▸ DATASET ENTRIES
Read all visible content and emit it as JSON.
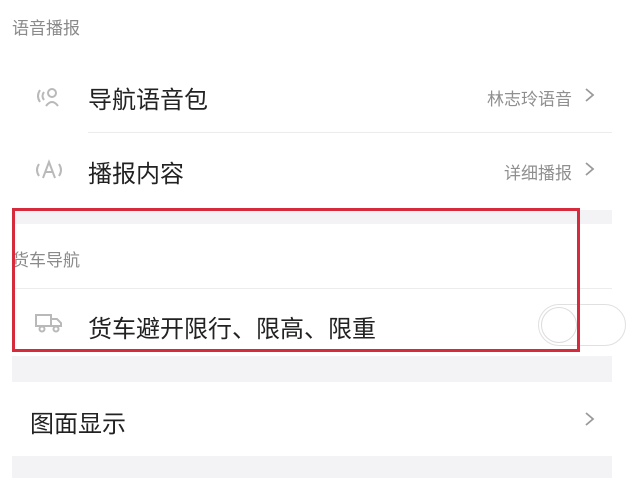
{
  "sections": {
    "voice": {
      "header": "语音播报",
      "items": [
        {
          "label": "导航语音包",
          "value": "林志玲语音"
        },
        {
          "label": "播报内容",
          "value": "详细播报"
        }
      ]
    },
    "truck": {
      "header": "货车导航",
      "item": {
        "label": "货车避开限行、限高、限重",
        "toggle_on": false
      }
    },
    "display": {
      "item": {
        "label": "图面显示"
      }
    }
  },
  "icons": {
    "voice_pack": "voice-pack-icon",
    "broadcast": "broadcast-icon",
    "truck": "truck-icon",
    "chevron": "chevron-right-icon"
  },
  "colors": {
    "highlight": "#d62b3c",
    "section_bg": "#f3f3f5",
    "text_primary": "#222222",
    "text_secondary": "#8f8f8f"
  }
}
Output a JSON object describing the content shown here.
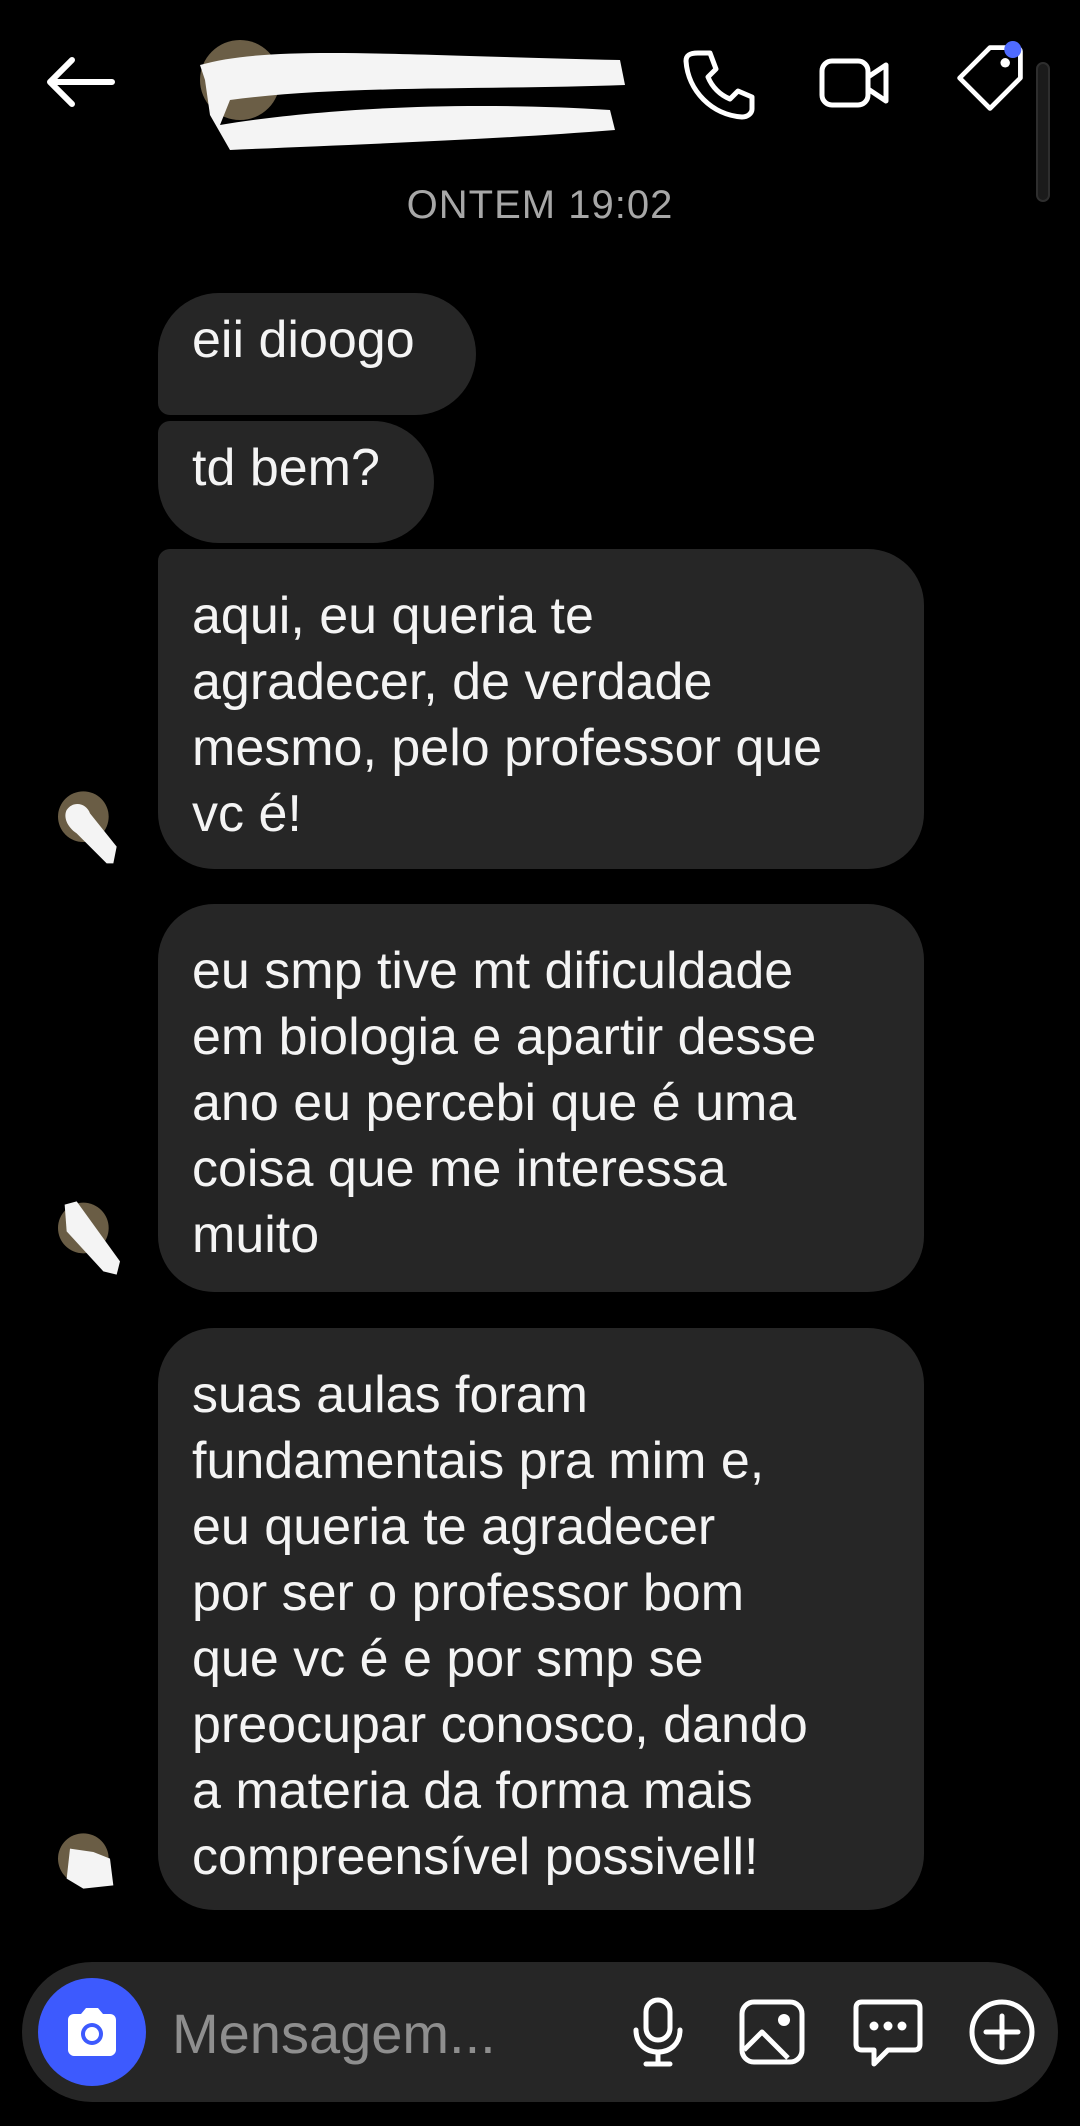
{
  "header": {
    "contact_name": "",
    "icons": [
      "back-arrow-icon",
      "phone-icon",
      "video-icon",
      "tag-icon"
    ]
  },
  "conversation": {
    "date_separator": "ONTEM 19:02",
    "messages": [
      {
        "lines": [
          "eii dioogo"
        ]
      },
      {
        "lines": [
          "td bem?"
        ]
      },
      {
        "lines": [
          "aqui, eu queria te",
          "agradecer, de verdade",
          "mesmo, pelo professor que",
          "vc é!"
        ]
      },
      {
        "lines": [
          "eu smp tive mt dificuldade",
          "em biologia e apartir desse",
          "ano eu percebi que é uma",
          "coisa que me interessa",
          "muito"
        ]
      },
      {
        "lines": [
          "suas aulas foram",
          "fundamentais pra mim e,",
          "eu queria te agradecer",
          "por ser o professor bom",
          "que vc é e por smp se",
          "preocupar conosco, dando",
          "a materia da forma mais",
          "compreensível possivell!"
        ]
      }
    ]
  },
  "composer": {
    "placeholder": "Mensagem...",
    "icons": [
      "camera-icon",
      "microphone-icon",
      "gallery-icon",
      "sticker-chat-icon",
      "add-icon"
    ]
  },
  "colors": {
    "background": "#000000",
    "bubble": "#262626",
    "accent": "#3d5afe",
    "notification_dot": "#4f6bff"
  }
}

▸ DESCRIPTION OF THE TASK
The pictures should not be reproduced; quote all of the other material exactly.

▸ SOLUTION FOR THIS TASK
Read all visible content and emit it as JSON.
{
  "sections": {
    "voice": {
      "header": "语音播报",
      "items": [
        {
          "label": "导航语音包",
          "value": "林志玲语音"
        },
        {
          "label": "播报内容",
          "value": "详细播报"
        }
      ]
    },
    "truck": {
      "header": "货车导航",
      "item": {
        "label": "货车避开限行、限高、限重",
        "toggle_on": false
      }
    },
    "display": {
      "item": {
        "label": "图面显示"
      }
    }
  },
  "icons": {
    "voice_pack": "voice-pack-icon",
    "broadcast": "broadcast-icon",
    "truck": "truck-icon",
    "chevron": "chevron-right-icon"
  },
  "colors": {
    "highlight": "#d62b3c",
    "section_bg": "#f3f3f5",
    "text_primary": "#222222",
    "text_secondary": "#8f8f8f"
  }
}
Output a JSON object describing the content shown here.
{
  "header": {
    "contact_name": "",
    "icons": [
      "back-arrow-icon",
      "phone-icon",
      "video-icon",
      "tag-icon"
    ]
  },
  "conversation": {
    "date_separator": "ONTEM 19:02",
    "messages": [
      {
        "lines": [
          "eii dioogo"
        ]
      },
      {
        "lines": [
          "td bem?"
        ]
      },
      {
        "lines": [
          "aqui, eu queria te",
          "agradecer, de verdade",
          "mesmo, pelo professor que",
          "vc é!"
        ]
      },
      {
        "lines": [
          "eu smp tive mt dificuldade",
          "em biologia e apartir desse",
          "ano eu percebi que é uma",
          "coisa que me interessa",
          "muito"
        ]
      },
      {
        "lines": [
          "suas aulas foram",
          "fundamentais pra mim e,",
          "eu queria te agradecer",
          "por ser o professor bom",
          "que vc é e por smp se",
          "preocupar conosco, dando",
          "a materia da forma mais",
          "compreensível possivell!"
        ]
      }
    ]
  },
  "composer": {
    "placeholder": "Mensagem...",
    "icons": [
      "camera-icon",
      "microphone-icon",
      "gallery-icon",
      "sticker-chat-icon",
      "add-icon"
    ]
  },
  "colors": {
    "background": "#000000",
    "bubble": "#262626",
    "accent": "#3d5afe",
    "notification_dot": "#4f6bff"
  }
}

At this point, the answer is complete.